→ What you have to do: Repeat each line of the material exactly.

--*--

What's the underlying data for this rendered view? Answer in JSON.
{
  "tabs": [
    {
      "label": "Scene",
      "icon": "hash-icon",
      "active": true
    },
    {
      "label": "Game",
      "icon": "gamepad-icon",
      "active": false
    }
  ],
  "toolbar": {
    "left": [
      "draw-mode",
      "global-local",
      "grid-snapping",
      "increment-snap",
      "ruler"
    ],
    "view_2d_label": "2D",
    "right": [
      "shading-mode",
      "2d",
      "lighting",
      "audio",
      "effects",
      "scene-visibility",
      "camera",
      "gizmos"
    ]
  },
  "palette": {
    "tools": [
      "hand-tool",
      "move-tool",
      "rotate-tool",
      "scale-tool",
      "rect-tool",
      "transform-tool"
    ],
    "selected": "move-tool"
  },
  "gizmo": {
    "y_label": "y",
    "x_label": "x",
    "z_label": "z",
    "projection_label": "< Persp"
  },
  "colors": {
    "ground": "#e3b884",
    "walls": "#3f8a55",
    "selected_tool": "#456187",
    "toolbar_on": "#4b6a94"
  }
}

--*--

→ Expected answer:
What's the underlying data for this rendered view? Answer in JSON.
{
  "tabs": [
    {
      "label": "Scene",
      "icon": "hash-icon",
      "active": true
    },
    {
      "label": "Game",
      "icon": "gamepad-icon",
      "active": false
    }
  ],
  "toolbar": {
    "left": [
      "draw-mode",
      "global-local",
      "grid-snapping",
      "increment-snap",
      "ruler"
    ],
    "view_2d_label": "2D",
    "right": [
      "shading-mode",
      "2d",
      "lighting",
      "audio",
      "effects",
      "scene-visibility",
      "camera",
      "gizmos"
    ]
  },
  "palette": {
    "tools": [
      "hand-tool",
      "move-tool",
      "rotate-tool",
      "scale-tool",
      "rect-tool",
      "transform-tool"
    ],
    "selected": "move-tool"
  },
  "gizmo": {
    "y_label": "y",
    "x_label": "x",
    "z_label": "z",
    "projection_label": "< Persp"
  },
  "colors": {
    "ground": "#e3b884",
    "walls": "#3f8a55",
    "selected_tool": "#456187",
    "toolbar_on": "#4b6a94"
  }
}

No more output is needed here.